**TEXT SHOWN:**
=== Section Start ===
Plot coherence on long books

AI can catch small contradictions but misses deeper structural issues (a subplot that doesn't pay off, a character arc that doesn't resolve). Those still need a human reader.

How to Integrate AI Into Your Workflow

  1. Draft first, AI second. Write your draft without AI. The voice has to be yours before AI can help polish it.
  2. Do one AI pass for inconsistencies. Run the whole manuscript through an analysis tool that reads across chapters. Fix what it flags.
  3. Do a line-edit pass, reviewing each suggestion. Don't accept AI edits blindly. For every suggestion, ask: does this keep my voice? If not, reject it.
  4. Generate your blurb and chapter summaries. Use AI to produce first-pass marketing copy. Heavily edit before using.
  5. Skip the final polish. The last pass before publish is always human. AI at this stage often introduces "improvements" that flatten the voice.

Tools Worth Considering

  • Book Mind in makeEbook. Purpose-built for manuscript-level analysis. Reads the whole book, flags inconsistencies, surfaces pacing issues, and handles blurb generation. Pro tier.
  • Claude or ChatGPT. General-purpose but capable. Good for discrete tasks (tightening a paragraph, summarising a chapter). Context window limits on longer books.
=== Section End ===
**CHECK YOUR UNDERSTANDING:**
(a) In the text on using AI for writing:
(i) According to the first step, what has to be yours before AI can help polish the draft?
(ii) Who does the last pass before publishing?
(iii) Which tool is marked as Pro tier?
(b) Reproduce the stretch from "1. Draft first, AI" through "edit before using." in the text on using AI for writing.

**SOURCE DATA:**
=== Section Start ===
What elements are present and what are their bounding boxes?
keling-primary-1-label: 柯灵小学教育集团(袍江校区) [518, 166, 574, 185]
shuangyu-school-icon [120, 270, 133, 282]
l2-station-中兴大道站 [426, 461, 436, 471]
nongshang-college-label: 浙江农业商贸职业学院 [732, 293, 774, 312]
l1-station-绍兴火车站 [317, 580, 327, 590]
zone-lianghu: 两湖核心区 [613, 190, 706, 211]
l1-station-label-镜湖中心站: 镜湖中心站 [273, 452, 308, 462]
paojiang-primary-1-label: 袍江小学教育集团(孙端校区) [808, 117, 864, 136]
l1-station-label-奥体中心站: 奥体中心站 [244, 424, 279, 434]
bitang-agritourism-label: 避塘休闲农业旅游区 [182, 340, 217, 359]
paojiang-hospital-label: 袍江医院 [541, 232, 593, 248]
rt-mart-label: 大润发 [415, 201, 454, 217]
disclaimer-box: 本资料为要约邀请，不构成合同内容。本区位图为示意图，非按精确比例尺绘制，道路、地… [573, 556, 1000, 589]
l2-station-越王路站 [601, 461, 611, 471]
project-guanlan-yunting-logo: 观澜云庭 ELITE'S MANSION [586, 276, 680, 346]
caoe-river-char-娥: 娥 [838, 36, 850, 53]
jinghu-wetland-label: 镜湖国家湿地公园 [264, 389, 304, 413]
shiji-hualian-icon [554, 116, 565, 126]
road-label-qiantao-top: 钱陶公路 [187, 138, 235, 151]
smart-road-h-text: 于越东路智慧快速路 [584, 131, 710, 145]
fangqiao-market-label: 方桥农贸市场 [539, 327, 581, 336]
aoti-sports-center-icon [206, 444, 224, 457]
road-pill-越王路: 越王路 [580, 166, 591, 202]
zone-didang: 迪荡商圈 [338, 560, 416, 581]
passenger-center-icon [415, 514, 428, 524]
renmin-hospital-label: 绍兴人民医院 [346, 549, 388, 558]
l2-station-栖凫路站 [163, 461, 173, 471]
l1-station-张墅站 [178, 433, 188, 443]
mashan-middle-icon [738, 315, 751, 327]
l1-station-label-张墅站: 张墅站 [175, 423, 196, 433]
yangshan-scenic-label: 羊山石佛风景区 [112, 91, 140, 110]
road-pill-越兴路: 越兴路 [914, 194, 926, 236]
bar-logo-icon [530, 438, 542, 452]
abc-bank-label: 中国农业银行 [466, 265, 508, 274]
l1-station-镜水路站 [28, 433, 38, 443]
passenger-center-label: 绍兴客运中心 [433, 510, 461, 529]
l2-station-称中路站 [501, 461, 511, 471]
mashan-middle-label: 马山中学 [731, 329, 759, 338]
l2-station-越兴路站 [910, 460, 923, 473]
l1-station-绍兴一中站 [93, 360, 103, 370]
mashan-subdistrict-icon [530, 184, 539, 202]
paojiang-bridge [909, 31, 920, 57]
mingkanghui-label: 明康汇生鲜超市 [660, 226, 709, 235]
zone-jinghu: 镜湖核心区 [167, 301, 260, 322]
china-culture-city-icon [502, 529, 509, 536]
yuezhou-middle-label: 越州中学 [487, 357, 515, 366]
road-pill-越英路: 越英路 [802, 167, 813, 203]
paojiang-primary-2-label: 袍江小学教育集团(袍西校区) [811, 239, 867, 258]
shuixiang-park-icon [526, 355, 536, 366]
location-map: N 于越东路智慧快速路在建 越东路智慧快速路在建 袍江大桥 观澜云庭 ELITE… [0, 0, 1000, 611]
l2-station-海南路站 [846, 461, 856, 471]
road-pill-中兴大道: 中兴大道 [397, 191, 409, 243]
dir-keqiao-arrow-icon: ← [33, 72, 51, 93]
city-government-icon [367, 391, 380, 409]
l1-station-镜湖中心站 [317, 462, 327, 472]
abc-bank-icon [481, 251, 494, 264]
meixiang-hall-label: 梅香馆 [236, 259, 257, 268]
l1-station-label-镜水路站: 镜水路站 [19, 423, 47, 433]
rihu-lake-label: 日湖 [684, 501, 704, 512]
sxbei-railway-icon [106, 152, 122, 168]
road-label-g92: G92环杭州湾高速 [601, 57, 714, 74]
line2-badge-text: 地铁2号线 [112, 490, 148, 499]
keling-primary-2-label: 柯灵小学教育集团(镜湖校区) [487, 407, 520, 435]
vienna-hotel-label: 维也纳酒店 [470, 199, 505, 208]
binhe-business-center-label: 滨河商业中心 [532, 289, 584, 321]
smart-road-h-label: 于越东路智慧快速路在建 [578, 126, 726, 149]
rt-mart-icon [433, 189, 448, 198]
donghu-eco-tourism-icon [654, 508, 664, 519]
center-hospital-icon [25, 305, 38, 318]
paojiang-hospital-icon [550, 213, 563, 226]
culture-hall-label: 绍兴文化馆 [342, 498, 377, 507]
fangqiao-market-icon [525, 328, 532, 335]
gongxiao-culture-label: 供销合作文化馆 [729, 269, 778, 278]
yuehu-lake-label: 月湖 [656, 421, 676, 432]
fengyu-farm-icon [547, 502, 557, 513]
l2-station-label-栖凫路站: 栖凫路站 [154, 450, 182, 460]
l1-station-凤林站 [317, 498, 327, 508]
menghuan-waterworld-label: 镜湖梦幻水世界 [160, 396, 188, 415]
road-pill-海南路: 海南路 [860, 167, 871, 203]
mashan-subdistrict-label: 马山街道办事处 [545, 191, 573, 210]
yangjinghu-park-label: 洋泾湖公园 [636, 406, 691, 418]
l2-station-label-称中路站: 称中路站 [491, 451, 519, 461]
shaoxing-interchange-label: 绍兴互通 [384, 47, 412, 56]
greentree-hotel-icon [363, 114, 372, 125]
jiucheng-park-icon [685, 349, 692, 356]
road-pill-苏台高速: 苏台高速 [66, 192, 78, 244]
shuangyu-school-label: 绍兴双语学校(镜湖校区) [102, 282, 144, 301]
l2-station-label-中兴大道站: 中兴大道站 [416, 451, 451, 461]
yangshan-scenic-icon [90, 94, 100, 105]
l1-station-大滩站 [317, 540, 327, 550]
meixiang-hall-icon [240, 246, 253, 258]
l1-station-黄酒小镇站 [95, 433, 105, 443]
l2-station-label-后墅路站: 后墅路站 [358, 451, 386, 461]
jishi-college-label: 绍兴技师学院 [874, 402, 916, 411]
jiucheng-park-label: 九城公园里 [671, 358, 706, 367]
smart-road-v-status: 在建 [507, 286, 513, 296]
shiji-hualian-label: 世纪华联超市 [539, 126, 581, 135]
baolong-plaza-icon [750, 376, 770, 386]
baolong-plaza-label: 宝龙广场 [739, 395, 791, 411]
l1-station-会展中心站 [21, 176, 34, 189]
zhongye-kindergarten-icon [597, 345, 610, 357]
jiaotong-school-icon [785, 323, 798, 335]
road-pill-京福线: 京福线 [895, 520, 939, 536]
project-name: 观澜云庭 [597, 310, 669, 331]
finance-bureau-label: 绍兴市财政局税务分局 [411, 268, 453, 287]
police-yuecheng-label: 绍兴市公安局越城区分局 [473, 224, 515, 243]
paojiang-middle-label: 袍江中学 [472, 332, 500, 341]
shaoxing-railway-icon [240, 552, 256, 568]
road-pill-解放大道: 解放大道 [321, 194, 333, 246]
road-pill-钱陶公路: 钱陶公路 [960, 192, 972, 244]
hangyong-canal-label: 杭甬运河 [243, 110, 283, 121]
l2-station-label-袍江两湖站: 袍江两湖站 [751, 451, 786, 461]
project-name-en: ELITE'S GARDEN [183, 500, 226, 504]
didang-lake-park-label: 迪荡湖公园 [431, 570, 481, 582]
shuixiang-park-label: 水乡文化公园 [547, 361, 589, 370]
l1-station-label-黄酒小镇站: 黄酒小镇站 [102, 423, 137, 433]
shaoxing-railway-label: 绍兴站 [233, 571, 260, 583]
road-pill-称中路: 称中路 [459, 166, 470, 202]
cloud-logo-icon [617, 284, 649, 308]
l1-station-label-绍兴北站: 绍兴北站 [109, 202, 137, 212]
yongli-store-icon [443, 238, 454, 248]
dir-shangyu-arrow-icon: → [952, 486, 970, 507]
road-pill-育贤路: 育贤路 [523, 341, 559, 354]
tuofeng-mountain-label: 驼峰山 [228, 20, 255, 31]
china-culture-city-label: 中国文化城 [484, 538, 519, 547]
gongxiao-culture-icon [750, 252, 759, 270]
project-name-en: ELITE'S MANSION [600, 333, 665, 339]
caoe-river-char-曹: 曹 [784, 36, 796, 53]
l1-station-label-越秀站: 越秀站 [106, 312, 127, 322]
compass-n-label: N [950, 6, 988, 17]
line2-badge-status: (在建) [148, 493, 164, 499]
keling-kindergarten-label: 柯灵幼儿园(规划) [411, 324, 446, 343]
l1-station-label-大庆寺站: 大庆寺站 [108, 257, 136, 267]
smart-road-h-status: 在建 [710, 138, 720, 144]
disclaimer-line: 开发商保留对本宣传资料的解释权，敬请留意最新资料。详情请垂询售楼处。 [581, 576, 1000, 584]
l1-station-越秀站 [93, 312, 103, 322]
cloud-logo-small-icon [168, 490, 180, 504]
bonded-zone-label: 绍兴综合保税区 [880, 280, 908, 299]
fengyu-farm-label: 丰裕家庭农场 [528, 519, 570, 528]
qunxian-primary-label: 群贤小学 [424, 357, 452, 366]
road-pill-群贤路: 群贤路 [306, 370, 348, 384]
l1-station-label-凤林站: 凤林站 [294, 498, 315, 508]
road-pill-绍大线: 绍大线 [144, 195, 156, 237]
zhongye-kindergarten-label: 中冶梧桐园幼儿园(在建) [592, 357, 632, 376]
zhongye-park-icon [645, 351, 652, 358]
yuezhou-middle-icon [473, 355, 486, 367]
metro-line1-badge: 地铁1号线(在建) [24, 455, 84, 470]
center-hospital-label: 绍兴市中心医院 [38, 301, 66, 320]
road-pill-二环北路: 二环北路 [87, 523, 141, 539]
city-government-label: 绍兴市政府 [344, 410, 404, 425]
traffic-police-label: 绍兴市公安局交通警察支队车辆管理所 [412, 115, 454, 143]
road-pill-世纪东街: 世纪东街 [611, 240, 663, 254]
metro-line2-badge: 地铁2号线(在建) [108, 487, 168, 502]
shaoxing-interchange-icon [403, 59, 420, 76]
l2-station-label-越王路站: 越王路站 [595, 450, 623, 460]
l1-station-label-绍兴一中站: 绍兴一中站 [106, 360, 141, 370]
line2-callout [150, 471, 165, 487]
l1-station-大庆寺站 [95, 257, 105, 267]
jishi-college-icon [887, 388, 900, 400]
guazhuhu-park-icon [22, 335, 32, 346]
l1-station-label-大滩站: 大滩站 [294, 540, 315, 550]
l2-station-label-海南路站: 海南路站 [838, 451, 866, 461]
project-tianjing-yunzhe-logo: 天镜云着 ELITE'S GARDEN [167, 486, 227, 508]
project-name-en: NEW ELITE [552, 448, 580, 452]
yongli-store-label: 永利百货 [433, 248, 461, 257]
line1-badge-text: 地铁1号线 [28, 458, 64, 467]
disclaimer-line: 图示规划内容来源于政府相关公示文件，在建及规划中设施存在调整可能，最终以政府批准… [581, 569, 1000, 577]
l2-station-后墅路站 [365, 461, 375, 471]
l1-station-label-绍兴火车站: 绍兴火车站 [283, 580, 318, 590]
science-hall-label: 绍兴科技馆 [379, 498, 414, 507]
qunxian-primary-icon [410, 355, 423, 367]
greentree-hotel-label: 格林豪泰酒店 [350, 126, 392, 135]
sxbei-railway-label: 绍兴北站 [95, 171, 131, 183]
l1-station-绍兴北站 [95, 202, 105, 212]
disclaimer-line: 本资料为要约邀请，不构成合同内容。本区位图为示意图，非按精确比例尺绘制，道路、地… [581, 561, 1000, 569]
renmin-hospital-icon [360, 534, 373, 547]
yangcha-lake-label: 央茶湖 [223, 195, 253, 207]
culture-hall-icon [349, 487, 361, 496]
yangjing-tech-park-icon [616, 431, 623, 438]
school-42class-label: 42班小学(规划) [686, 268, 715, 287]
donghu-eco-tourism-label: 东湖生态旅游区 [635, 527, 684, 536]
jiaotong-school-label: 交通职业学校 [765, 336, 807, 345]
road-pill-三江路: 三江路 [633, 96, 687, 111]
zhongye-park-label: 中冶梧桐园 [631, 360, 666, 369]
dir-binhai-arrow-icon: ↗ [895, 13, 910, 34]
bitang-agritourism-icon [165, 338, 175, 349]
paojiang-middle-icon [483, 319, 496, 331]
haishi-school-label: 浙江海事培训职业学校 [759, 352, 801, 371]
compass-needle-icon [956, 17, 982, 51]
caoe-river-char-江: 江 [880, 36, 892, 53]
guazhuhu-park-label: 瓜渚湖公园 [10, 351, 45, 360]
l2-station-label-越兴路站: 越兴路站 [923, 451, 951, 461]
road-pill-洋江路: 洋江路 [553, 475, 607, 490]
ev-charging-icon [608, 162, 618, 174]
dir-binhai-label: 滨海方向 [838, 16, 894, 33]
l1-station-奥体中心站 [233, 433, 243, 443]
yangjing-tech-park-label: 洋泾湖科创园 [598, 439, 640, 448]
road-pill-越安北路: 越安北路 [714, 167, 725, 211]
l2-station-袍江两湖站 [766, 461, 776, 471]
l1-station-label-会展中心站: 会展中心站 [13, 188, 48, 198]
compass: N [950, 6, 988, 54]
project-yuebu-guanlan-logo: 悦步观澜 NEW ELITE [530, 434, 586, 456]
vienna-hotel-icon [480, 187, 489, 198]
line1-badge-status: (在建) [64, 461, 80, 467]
=== Section End ===
**OUTPUTS IN ORDER:**
(a)
(i) The voice.
(ii) A human; it is always human.
(iii) Book Mind in makeEbook.

(b)
1. Draft first, AI second. Write your draft without AI. The voice has to be yours before AI can help polish it.
  2. Do one AI pass for inconsistencies. Run the whole manuscript through an analysis tool that reads across chapters. Fix what it flags.
  3. Do a line-edit pass, reviewing each suggestion. Don't accept AI edits blindly. For every suggestion, ask: does this keep my voice? If not, reject it.
  4. Generate your blurb and chapter summaries. Use AI to produce first-pass marketing copy. Heavily edit before using.